--- EXCERPT TO READ ---
Tim Dorsey (born January 25, 1961) is an American novelist. He is known for a series starring Serge A. Storms, a mentally disturbed vigilante antihero who rampages across Florida enforcing his own moral code against a variety of low-life criminals.

Biography
Dorsey was born in Carmel, Indiana and was taken to Florida by his mother at the age of 1. He grew up in Riviera Beach, a small town in Palm Beach County just north of West Palm Beach. Dorsey graduated from Bishop Guertin High School in Nashua N.H, in 1979.

He attended Auburn University, where he became the editor of The Auburn Plainsman, the student newspaper; he wrote about racism while at Auburn. Dorsey graduated in 1983 with a Bachelor's degree in Transportation. After graduation, he moved to Montgomery, Alabama, and served as a police reporter for a local newspaper. In 1987, Dorsey relocated to Tampa, Florida, and became a reporter for The Tampa Tribune. Until he resigned from the paper in 1999 to write full-time, he worked variously as political reporter, correspondent in the Tribune's Tallahassee bureau, copy desk editor, and, finally, night metro editor and news coordinator.

Currently, Dorsey lives in Tampa with his wife and two daughters.  He is a Boston Red Sox fan due to his mother and the nuns and brothers from  Bishop Guertin High School he attended as a child being from New Hampshire. He is also a Tampa Bay Rays fan from living in the same city.
---
WORK TO COMPLETE -
- A) Decide whether each statement below agrees with the Tim Dorsey profile, giving yes or no and quoting the deciding words: (i) Dorsey was born in Carmel, Indiana. (ii) Dorsey earned his Bachelor's degree from Auburn in journalism. (iii) Dorsey left The Tampa Tribune in 1999 to write full-time.
- B) Copy the Tim Dorsey profile between "Currently, Dorsey lives" and "the same city.", inclusive, renaming "Boston Red Sox" as "New York Yankees".
- C) Write what comes next in the Tim Dorsey profile after its final sentence.
--- DATASET ROWS ---
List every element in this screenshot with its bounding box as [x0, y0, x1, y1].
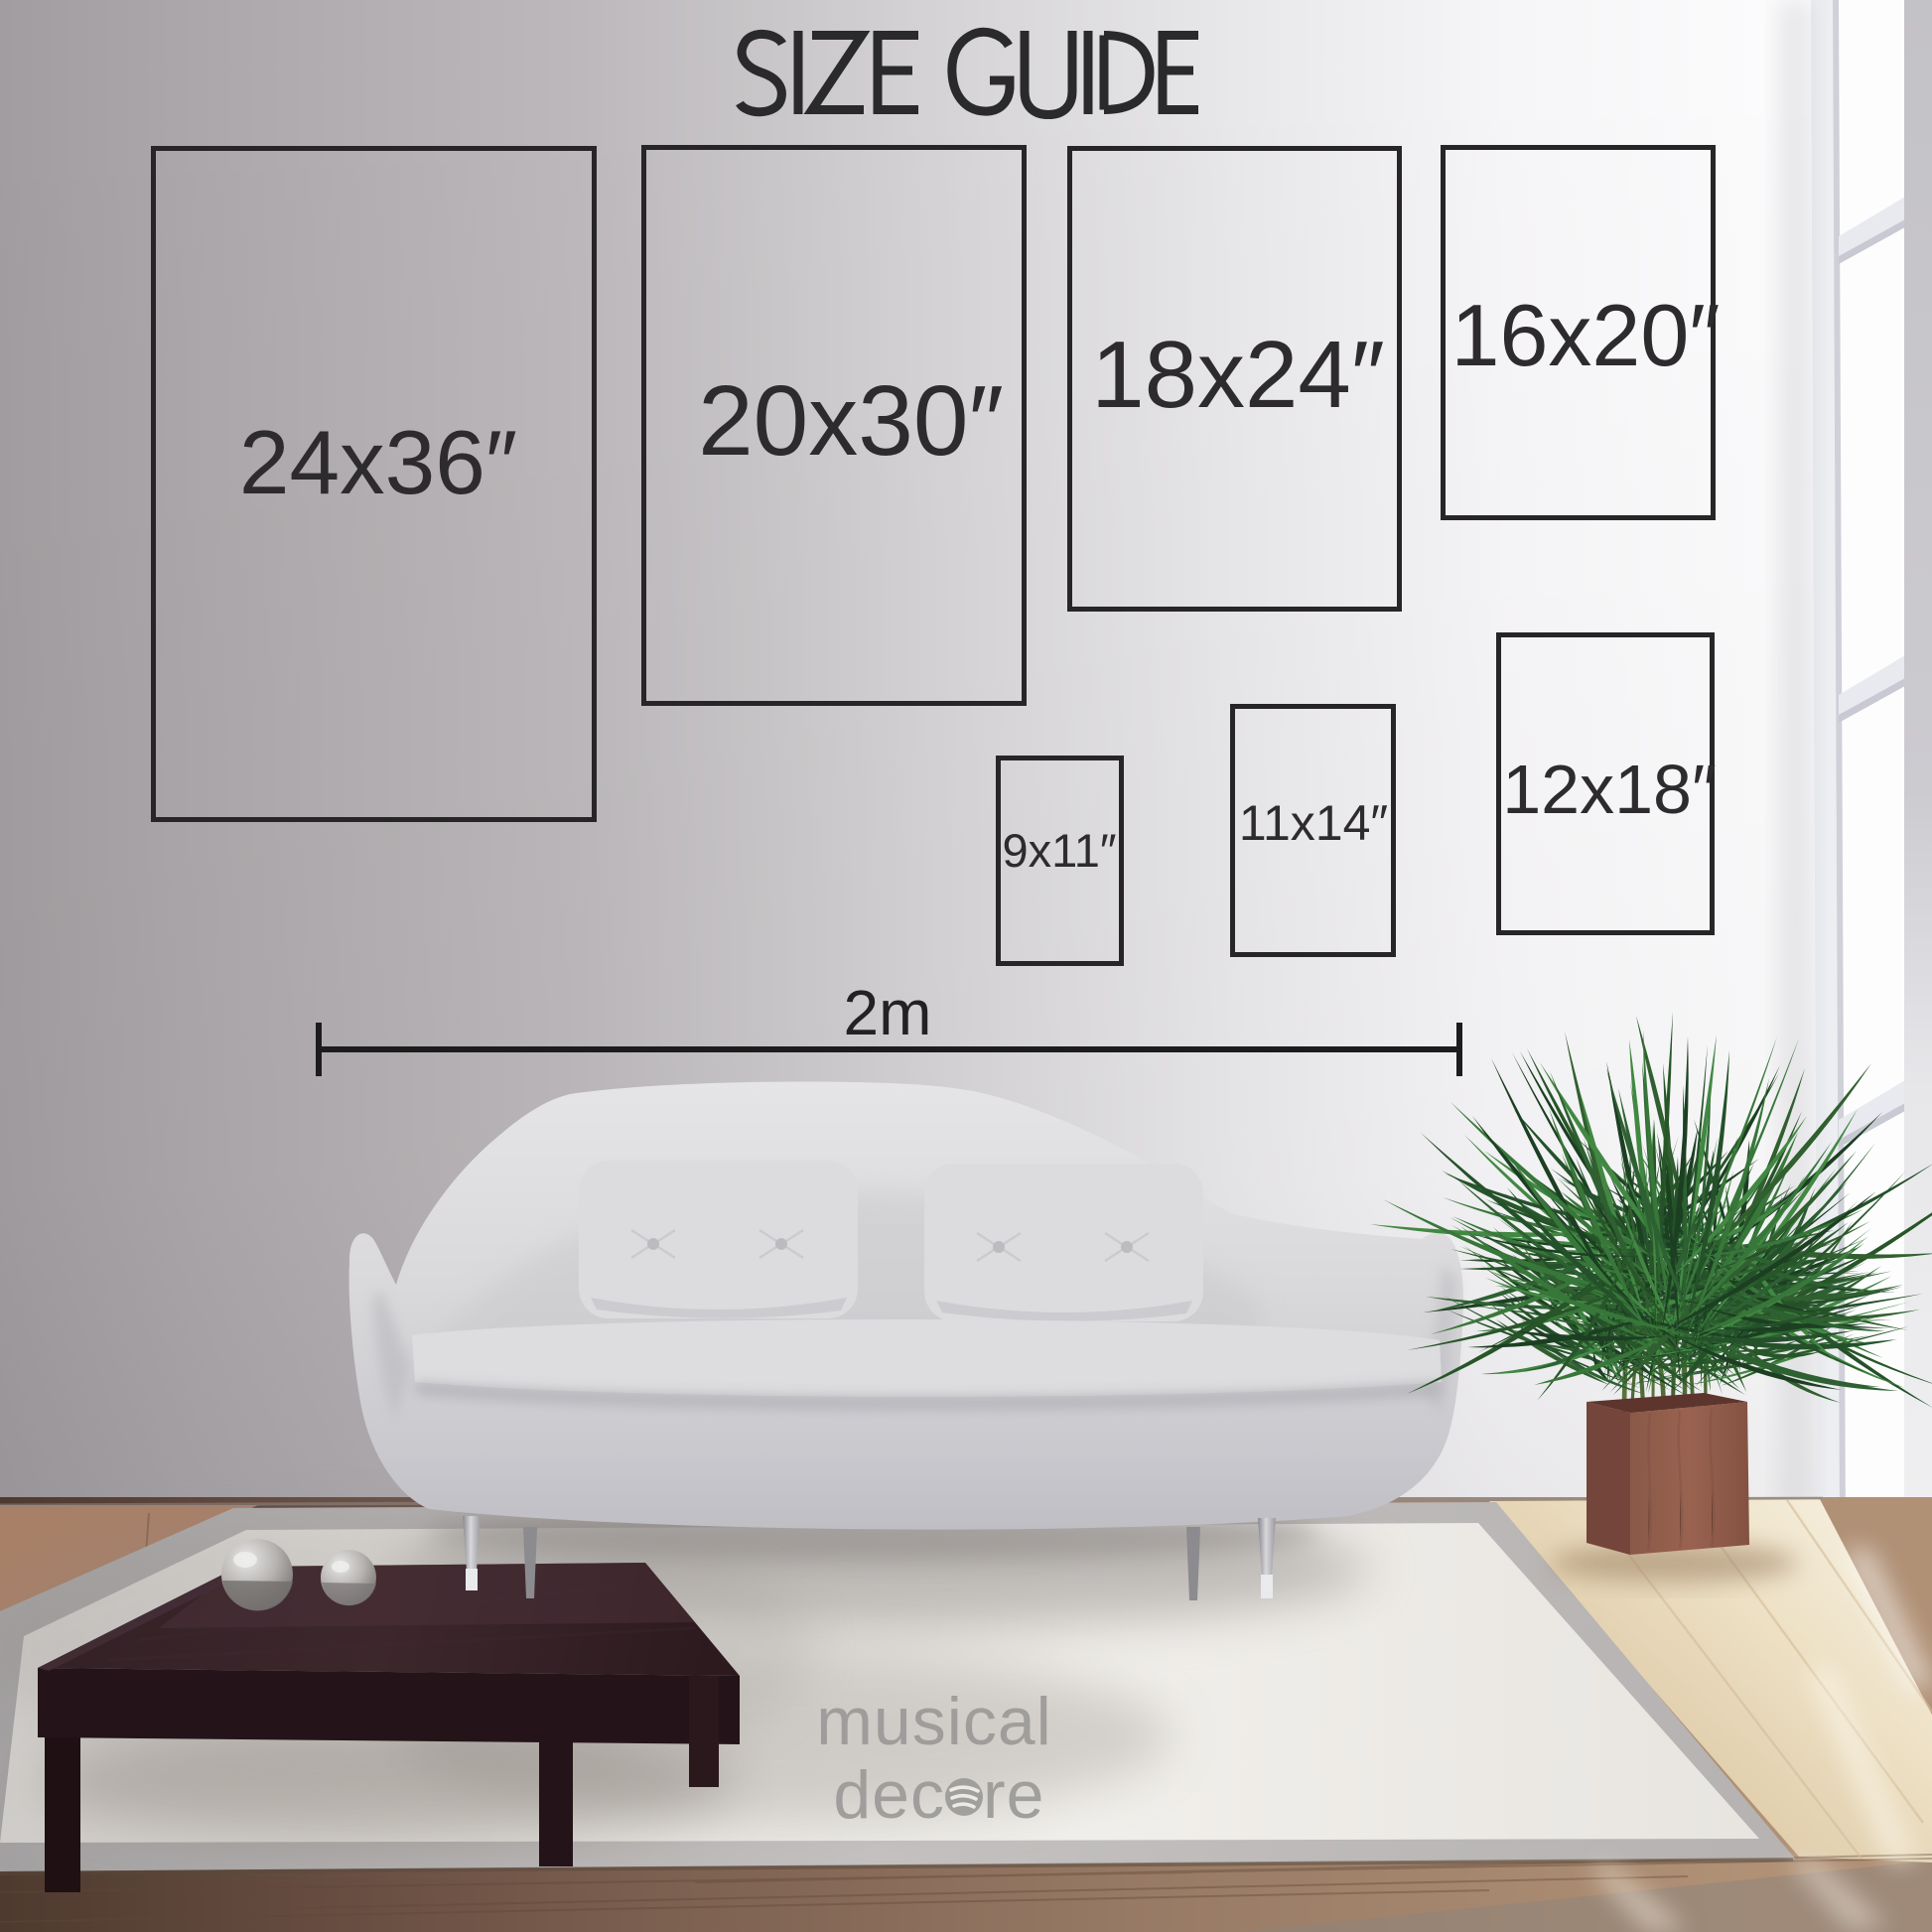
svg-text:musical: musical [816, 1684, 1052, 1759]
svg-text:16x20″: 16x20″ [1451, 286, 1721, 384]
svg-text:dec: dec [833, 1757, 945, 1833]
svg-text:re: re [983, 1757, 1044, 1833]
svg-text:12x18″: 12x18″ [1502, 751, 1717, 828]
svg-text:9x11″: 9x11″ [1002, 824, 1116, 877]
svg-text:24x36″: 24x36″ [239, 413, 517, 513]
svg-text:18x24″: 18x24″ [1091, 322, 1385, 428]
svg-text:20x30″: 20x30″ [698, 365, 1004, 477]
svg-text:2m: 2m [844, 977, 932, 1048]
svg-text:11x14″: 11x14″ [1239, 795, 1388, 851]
---
EXPECTED ANSWERS -
- A)
(i) Yes: "Dorsey was born in Carmel, Indiana"
(ii) No: "Dorsey graduated in 1983 with a Bachelor's degree in Transportation."
(iii) Yes: "Until he resigned from the paper in 1999 to write full-time"

- B)
Currently, Dorsey lives in Tampa with his wife and two daughters.  He is a New York Yankees fan due to his mother and the nuns and brothers from  Bishop Guertin High School he attended as a child being from New Hampshire. He is also a Tampa Bay Rays fan from living in the same city.

- C)
Serge Storms

Most of Dorsey's novels feature Serge A. Storms as the primary character. The character has several coexisting mental illnesses that render him obsessive, psychopathic, schizophrenic, and frequently homicidal, but Storms serves as the anti-hero in Dorsey's works due to his strong sense of moral absolutism and justice. Serge is intelligent, and frequently devises wildly inventive ways of condemning villains (or at least who he perceives as such) to death. His co-pilot in the majority of his adventures is Coleman, whose personality is the exact opposite of Serge. Whereas Serge is a high-strung straight-edged coffee addict, Coleman is an alcoholic drug user who goes to extreme lengths to maintain his buzz.

Novels by Tim Dorsey

Short stories and Essay collections by Tim Dorsey 
Florida Roadkill: A Survival Guide (2010)
Squall Lines: Selected articles & essays (2012) 
Tropical Warning: An Original Serge Storms Story and Other Debris (2013)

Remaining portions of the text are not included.